__Set exercise__. Your task is to give the listing below back word for word, pictures excluded.

-----

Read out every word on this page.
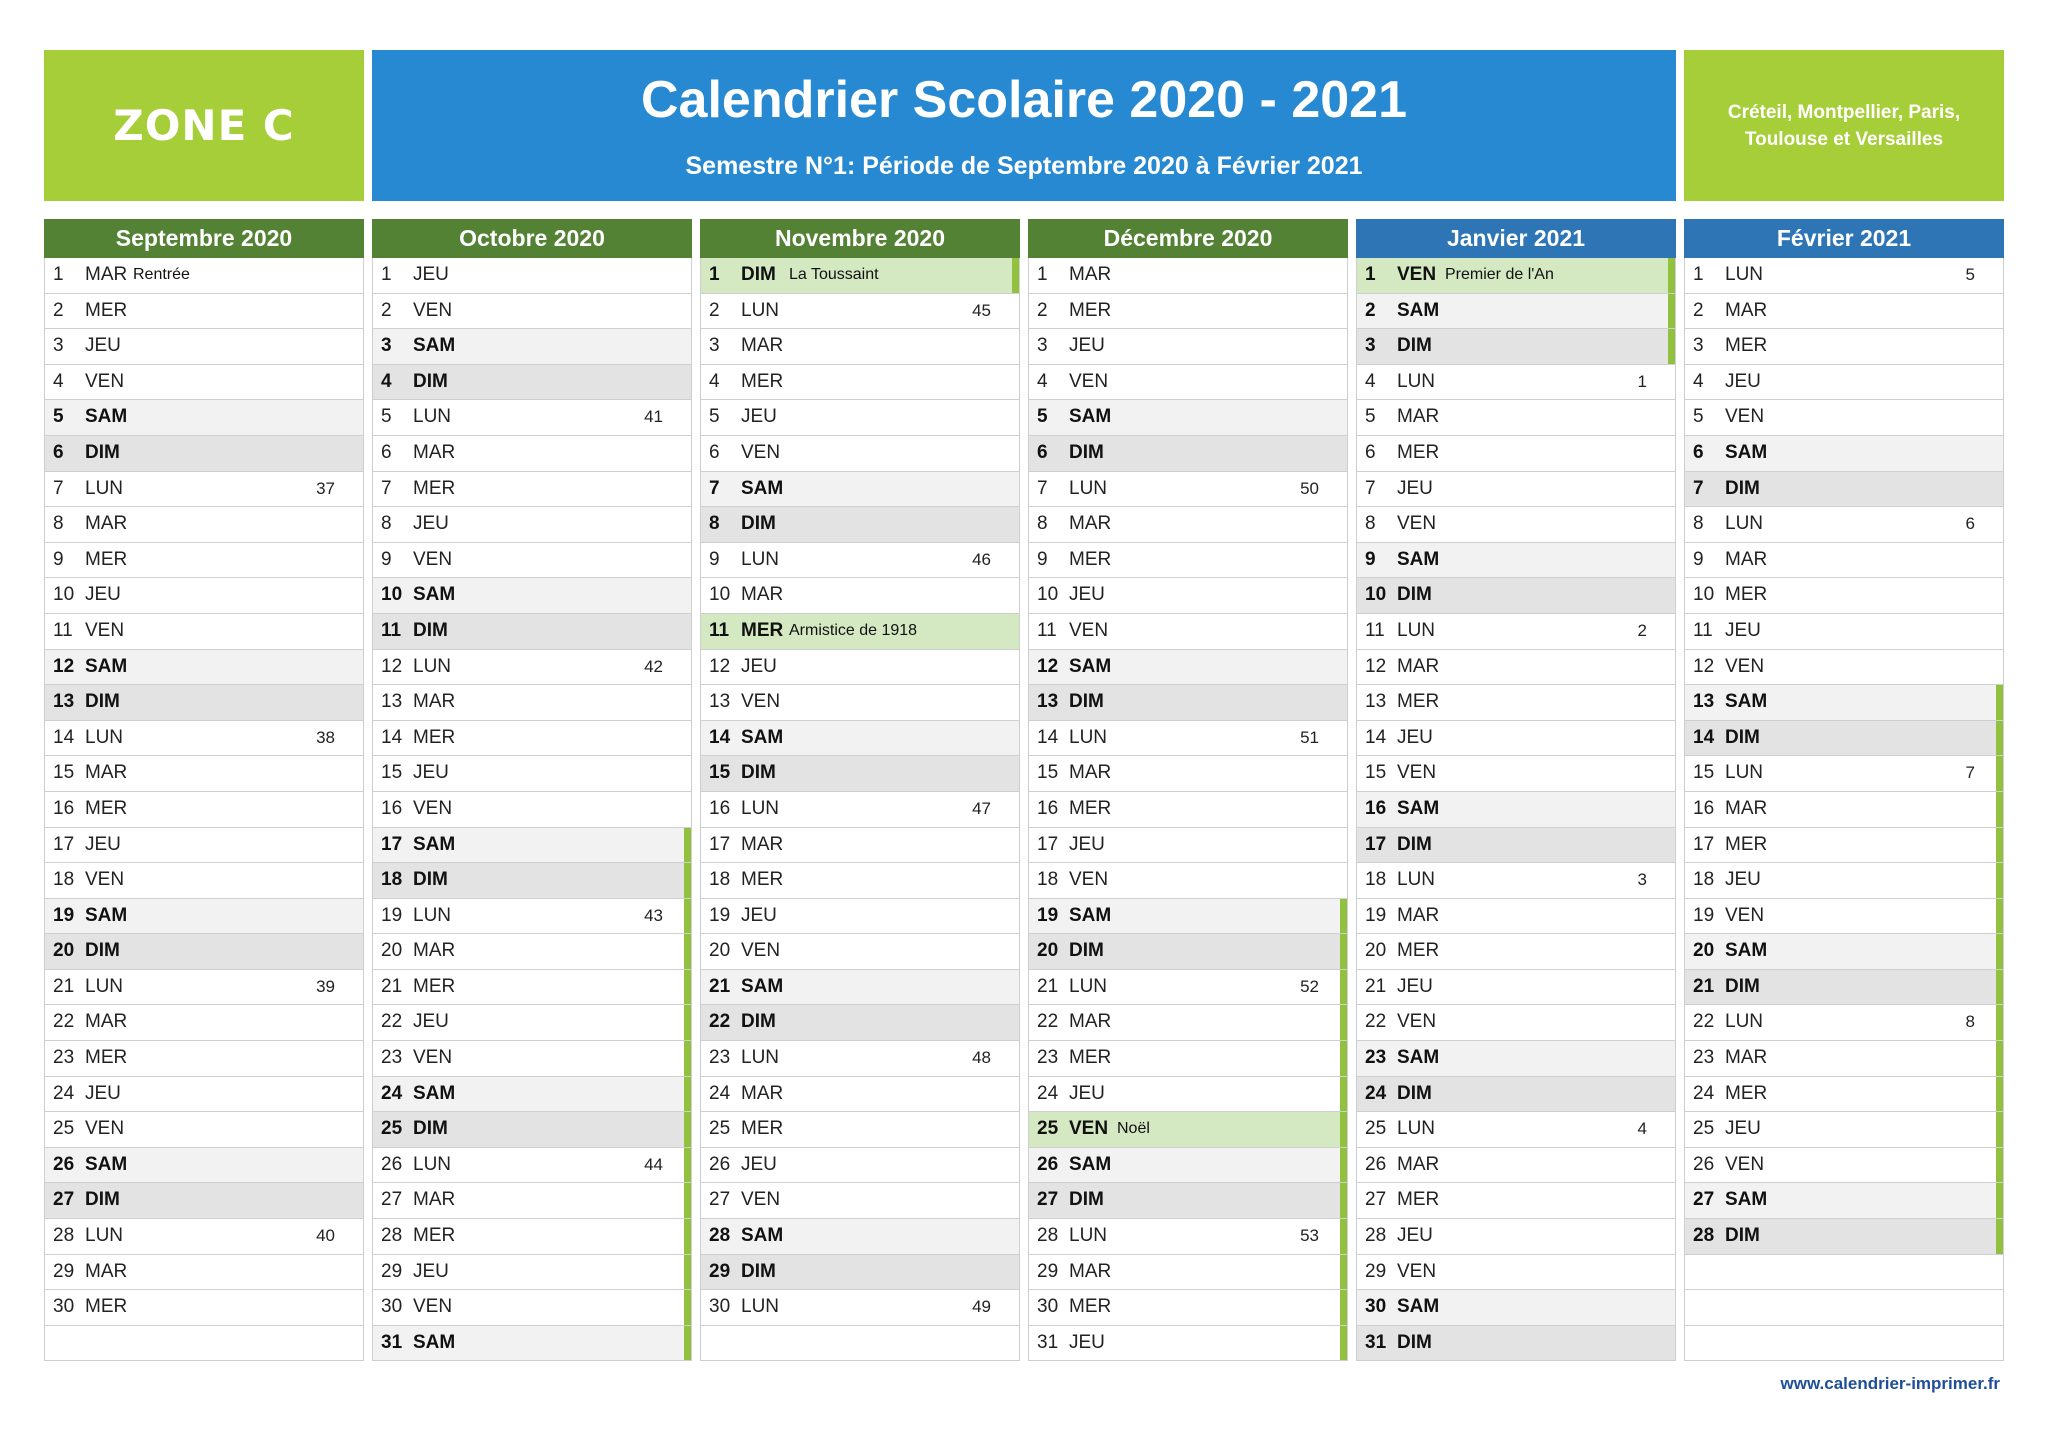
ZONE C	Calendrier Scolaire 2020 - 2021
Semestre N°1: Période de Septembre 2020 à Février 2021
Créteil, Montpellier, Paris,
Toulouse et Versailles
Septembre 2020
1 MAR Rentrée
2 MER
3 JEU
4 VEN
5 SAM
6 DIM
7 LUN	37
8 MAR
9 MER
10 JEU
11 VEN
12 SAM
13 DIM
14 LUN	38
15 MAR
16 MER
17 JEU
18 VEN
19 SAM
20 DIM
21 LUN	39
22 MAR
23 MER
24 JEU
25 VEN
26 SAM
27 DIM
28 LUN	40
29 MAR
30 MER
Octobre 2020
1 JEU
2 VEN
3 SAM
4 DIM
5 LUN	41
6 MAR
7 MER
8 JEU
9 VEN
10 SAM
11 DIM
12 LUN	42
13 MAR
14 MER
15 JEU
16 VEN
17 SAM
18 DIM
19 LUN	43
20 MAR
21 MER
22 JEU
23 VEN
24 SAM
25 DIM
26 LUN	44
27 MAR
28 MER
29 JEU
30 VEN
31 SAM
Novembre 2020
1 DIM La Toussaint
2 LUN	45
3 MAR
4 MER
5 JEU
6 VEN
7 SAM
8 DIM
9 LUN	46
10 MAR
11 MER Armistice de 1918
12 JEU
13 VEN
14 SAM
15 DIM
16 LUN	47
17 MAR
18 MER
19 JEU
20 VEN
21 SAM
22 DIM
23 LUN	48
24 MAR
25 MER
26 JEU
27 VEN
28 SAM
29 DIM
30 LUN	49
Décembre 2020
1 MAR
2 MER
3 JEU
4 VEN
5 SAM
6 DIM
7 LUN	50
8 MAR
9 MER
10 JEU
11 VEN
12 SAM
13 DIM
14 LUN	51
15 MAR
16 MER
17 JEU
18 VEN
19 SAM
20 DIM
21 LUN	52
22 MAR
23 MER
24 JEU
25 VEN Noël
26 SAM
27 DIM
28 LUN	53
29 MAR
30 MER
31 JEU
Janvier 2021
1 VEN Premier de l'An
2 SAM
3 DIM
4 LUN	1
5 MAR
6 MER
7 JEU
8 VEN
9 SAM
10 DIM
11 LUN	2
12 MAR
13 MER
14 JEU
15 VEN
16 SAM
17 DIM
18 LUN	3
19 MAR
20 MER
21 JEU
22 VEN
23 SAM
24 DIM
25 LUN	4
26 MAR
27 MER
28 JEU
29 VEN
30 SAM
31 DIM
Février 2021
1 LUN	5
2 MAR
3 MER
4 JEU
5 VEN
6 SAM
7 DIM
8 LUN	6
9 MAR
10 MER
11 JEU
12 VEN
13 SAM
14 DIM
15 LUN	7
16 MAR
17 MER
18 JEU
19 VEN
20 SAM
21 DIM
22 LUN	8
23 MAR
24 MER
25 JEU
26 VEN
27 SAM
28 DIM
www.calendrier-imprimer.fr
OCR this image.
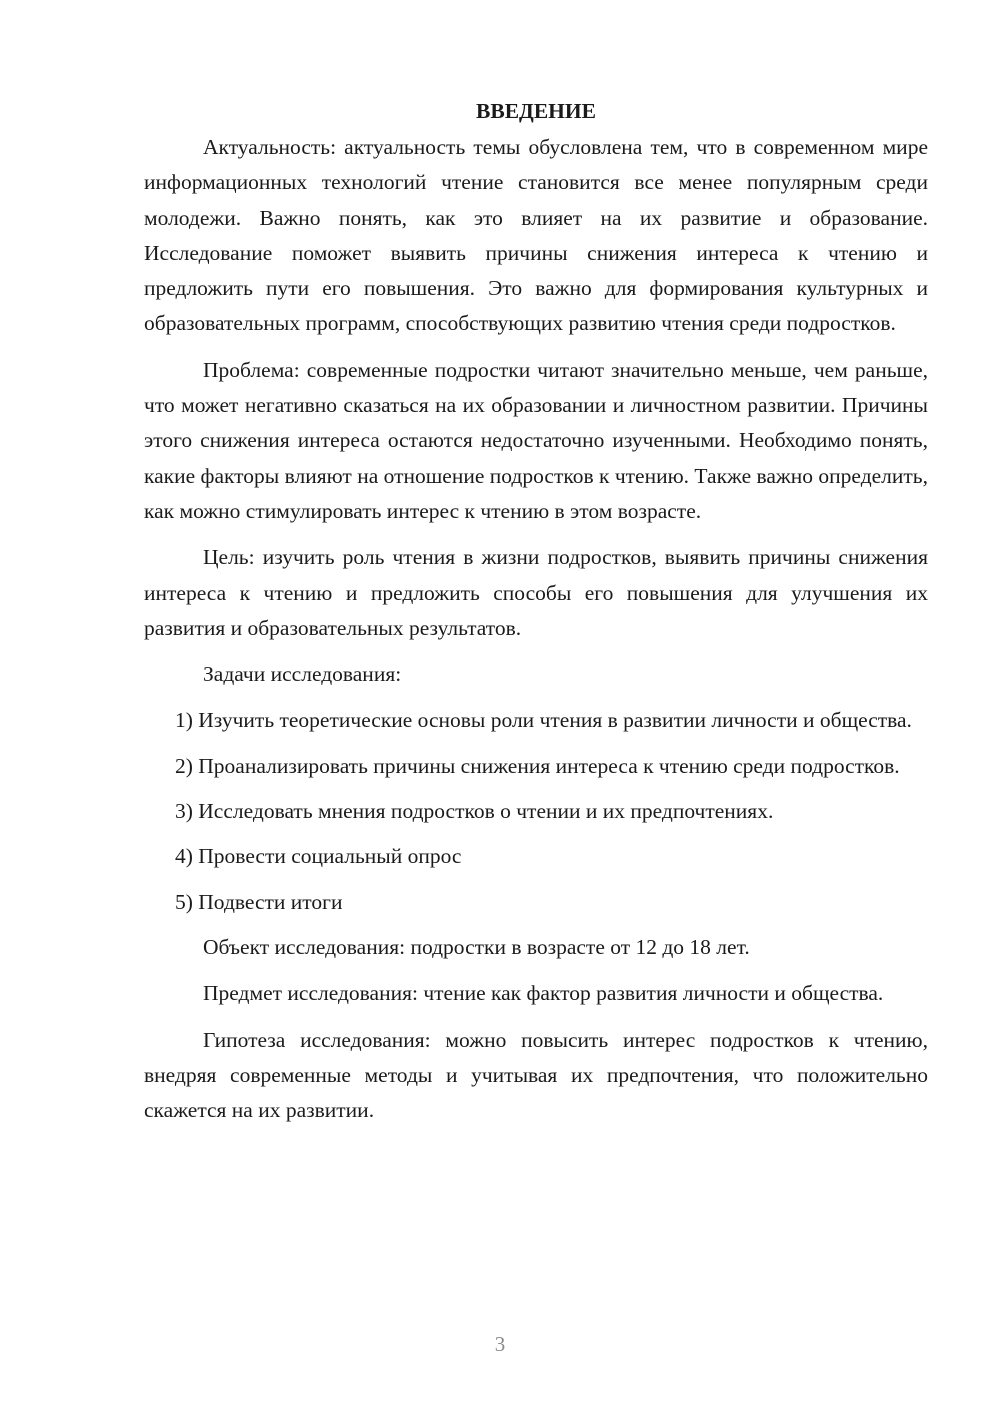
ВВЕДЕНИЕ

Актуальность: актуальность темы обусловлена тем, что в современном мире информационных технологий чтение становится все менее популярным среди молодежи. Важно понять, как это влияет на их развитие и образование. Исследование поможет выявить причины снижения интереса к чтению и предложить пути его повышения. Это важно для формирования культурных и образовательных программ, способствующих развитию чтения среди подростков.

Проблема: современные подростки читают значительно меньше, чем раньше, что может негативно сказаться на их образовании и личностном развитии. Причины этого снижения интереса остаются недостаточно изученными. Необходимо понять, какие факторы влияют на отношение подростков к чтению. Также важно определить, как можно стимулировать интерес к чтению в этом возрасте.

Цель: изучить роль чтения в жизни подростков, выявить причины снижения интереса к чтению и предложить способы его повышения для улучшения их развития и образовательных результатов.

Задачи исследования:

1) Изучить теоретические основы роли чтения в развитии личности и общества.

2) Проанализировать причины снижения интереса к чтению среди подростков.

3) Исследовать мнения подростков о чтении и их предпочтениях.

4) Провести социальный опрос

5) Подвести итоги

Объект исследования: подростки в возрасте от 12 до 18 лет.

Предмет исследования: чтение как фактор развития личности и общества.

Гипотеза исследования: можно повысить интерес подростков к чтению, внедряя современные методы и учитывая их предпочтения, что положительно скажется на их развитии.

3
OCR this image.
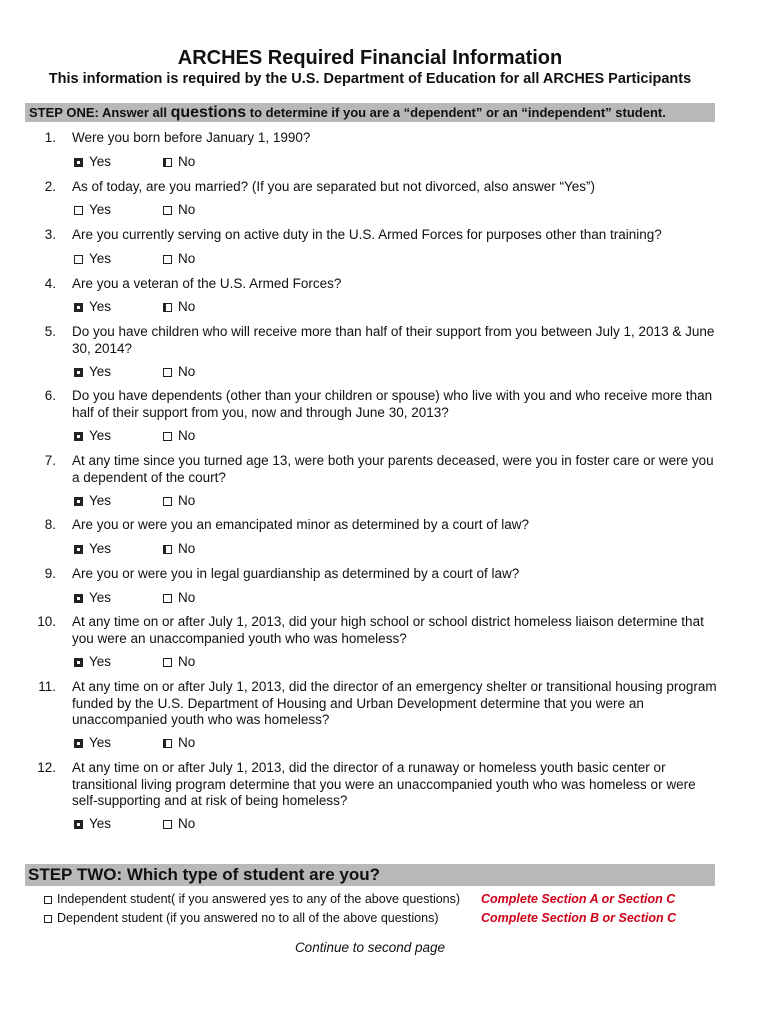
ARCHES Required Financial Information
This information is required by the U.S. Department of Education for all ARCHES Participants
STEP ONE: Answer all questions to determine if you are a “dependent” or an “independent” student.
1. Were you born before January 1, 1990?
Yes	No
2. As of today, are you married? (If you are separated but not divorced, also answer “Yes”)
Yes	No
3. Are you currently serving on active duty in the U.S. Armed Forces for purposes other than training?
Yes	No
4. Are you a veteran of the U.S. Armed Forces?
Yes	No
5. Do you have children who will receive more than half of their support from you between July 1, 2013 & June 30, 2014?
Yes	No
6. Do you have dependents (other than your children or spouse) who live with you and who receive more than half of their support from you, now and through June 30, 2013?
Yes	No
7. At any time since you turned age 13, were both your parents deceased, were you in foster care or were you a dependent of the court?
Yes	No
8. Are you or were you an emancipated minor as determined by a court of law?
Yes	No
9. Are you or were you in legal guardianship as determined by a court of law?
Yes	No
10. At any time on or after July 1, 2013, did your high school or school district homeless liaison determine that you were an unaccompanied youth who was homeless?
Yes	No
11. At any time on or after July 1, 2013, did the director of an emergency shelter or transitional housing program funded by the U.S. Department of Housing and Urban Development determine that you were an unaccompanied youth who was homeless?
Yes	No
12. At any time on or after July 1, 2013, did the director of a runaway or homeless youth basic center or transitional living program determine that you were an unaccompanied youth who was homeless or were self-supporting and at risk of being homeless?
Yes	No
STEP TWO: Which type of student are you?
Independent student( if you answered yes to any of the above questions) Complete Section A or Section C
Dependent student (if you answered no to all of the above questions)	Complete Section B or Section C
Continue to second page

-----

__Solution to the exercise__.
Read out every word on this page.
ZONE C	Calendrier Scolaire 2020 - 2021
Semestre N°1: Période de Septembre 2020 à Février 2021
Créteil, Montpellier, Paris,
Toulouse et Versailles
Septembre 2020
1 MAR Rentrée
2 MER
3 JEU
4 VEN
5 SAM
6 DIM
7 LUN	37
8 MAR
9 MER
10 JEU
11 VEN
12 SAM
13 DIM
14 LUN	38
15 MAR
16 MER
17 JEU
18 VEN
19 SAM
20 DIM
21 LUN	39
22 MAR
23 MER
24 JEU
25 VEN
26 SAM
27 DIM
28 LUN	40
29 MAR
30 MER
Octobre 2020
1 JEU
2 VEN
3 SAM
4 DIM
5 LUN	41
6 MAR
7 MER
8 JEU
9 VEN
10 SAM
11 DIM
12 LUN	42
13 MAR
14 MER
15 JEU
16 VEN
17 SAM
18 DIM
19 LUN	43
20 MAR
21 MER
22 JEU
23 VEN
24 SAM
25 DIM
26 LUN	44
27 MAR
28 MER
29 JEU
30 VEN
31 SAM
Novembre 2020
1 DIM La Toussaint
2 LUN	45
3 MAR
4 MER
5 JEU
6 VEN
7 SAM
8 DIM
9 LUN	46
10 MAR
11 MER Armistice de 1918
12 JEU
13 VEN
14 SAM
15 DIM
16 LUN	47
17 MAR
18 MER
19 JEU
20 VEN
21 SAM
22 DIM
23 LUN	48
24 MAR
25 MER
26 JEU
27 VEN
28 SAM
29 DIM
30 LUN	49
Décembre 2020
1 MAR
2 MER
3 JEU
4 VEN
5 SAM
6 DIM
7 LUN	50
8 MAR
9 MER
10 JEU
11 VEN
12 SAM
13 DIM
14 LUN	51
15 MAR
16 MER
17 JEU
18 VEN
19 SAM
20 DIM
21 LUN	52
22 MAR
23 MER
24 JEU
25 VEN Noël
26 SAM
27 DIM
28 LUN	53
29 MAR
30 MER
31 JEU
Janvier 2021
1 VEN Premier de l'An
2 SAM
3 DIM
4 LUN	1
5 MAR
6 MER
7 JEU
8 VEN
9 SAM
10 DIM
11 LUN	2
12 MAR
13 MER
14 JEU
15 VEN
16 SAM
17 DIM
18 LUN	3
19 MAR
20 MER
21 JEU
22 VEN
23 SAM
24 DIM
25 LUN	4
26 MAR
27 MER
28 JEU
29 VEN
30 SAM
31 DIM
Février 2021
1 LUN	5
2 MAR
3 MER
4 JEU
5 VEN
6 SAM
7 DIM
8 LUN	6
9 MAR
10 MER
11 JEU
12 VEN
13 SAM
14 DIM
15 LUN	7
16 MAR
17 MER
18 JEU
19 VEN
20 SAM
21 DIM
22 LUN	8
23 MAR
24 MER
25 JEU
26 VEN
27 SAM
28 DIM
www.calendrier-imprimer.fr
OCR this image.
ВВЕДЕНИЕ

Актуальность: актуальность темы обусловлена тем, что в современном мире информационных технологий чтение становится все менее популярным среди молодежи. Важно понять, как это влияет на их развитие и образование. Исследование поможет выявить причины снижения интереса к чтению и предложить пути его повышения. Это важно для формирования культурных и образовательных программ, способствующих развитию чтения среди подростков.

Проблема: современные подростки читают значительно меньше, чем раньше, что может негативно сказаться на их образовании и личностном развитии. Причины этого снижения интереса остаются недостаточно изученными. Необходимо понять, какие факторы влияют на отношение подростков к чтению. Также важно определить, как можно стимулировать интерес к чтению в этом возрасте.

Цель: изучить роль чтения в жизни подростков, выявить причины снижения интереса к чтению и предложить способы его повышения для улучшения их развития и образовательных результатов.

Задачи исследования:

1) Изучить теоретические основы роли чтения в развитии личности и общества.

2) Проанализировать причины снижения интереса к чтению среди подростков.

3) Исследовать мнения подростков о чтении и их предпочтениях.

4) Провести социальный опрос

5) Подвести итоги

Объект исследования: подростки в возрасте от 12 до 18 лет.

Предмет исследования: чтение как фактор развития личности и общества.

Гипотеза исследования: можно повысить интерес подростков к чтению, внедряя современные методы и учитывая их предпочтения, что положительно скажется на их развитии.

3
OCR this image.
ARCHES Required Financial Information
This information is required by the U.S. Department of Education for all ARCHES Participants
STEP ONE: Answer all questions to determine if you are a “dependent” or an “independent” student.
1. Were you born before January 1, 1990?
Yes	No
2. As of today, are you married? (If you are separated but not divorced, also answer “Yes”)
Yes	No
3. Are you currently serving on active duty in the U.S. Armed Forces for purposes other than training?
Yes	No
4. Are you a veteran of the U.S. Armed Forces?
Yes	No
5. Do you have children who will receive more than half of their support from you between July 1, 2013 & June 30, 2014?
Yes	No
6. Do you have dependents (other than your children or spouse) who live with you and who receive more than half of their support from you, now and through June 30, 2013?
Yes	No
7. At any time since you turned age 13, were both your parents deceased, were you in foster care or were you a dependent of the court?
Yes	No
8. Are you or were you an emancipated minor as determined by a court of law?
Yes	No
9. Are you or were you in legal guardianship as determined by a court of law?
Yes	No
10. At any time on or after July 1, 2013, did your high school or school district homeless liaison determine that you were an unaccompanied youth who was homeless?
Yes	No
11. At any time on or after July 1, 2013, did the director of an emergency shelter or transitional housing program funded by the U.S. Department of Housing and Urban Development determine that you were an unaccompanied youth who was homeless?
Yes	No
12. At any time on or after July 1, 2013, did the director of a runaway or homeless youth basic center or transitional living program determine that you were an unaccompanied youth who was homeless or were self-supporting and at risk of being homeless?
Yes	No
STEP TWO: Which type of student are you?
Independent student( if you answered yes to any of the above questions) Complete Section A or Section C
Dependent student (if you answered no to all of the above questions)	Complete Section B or Section C
Continue to second page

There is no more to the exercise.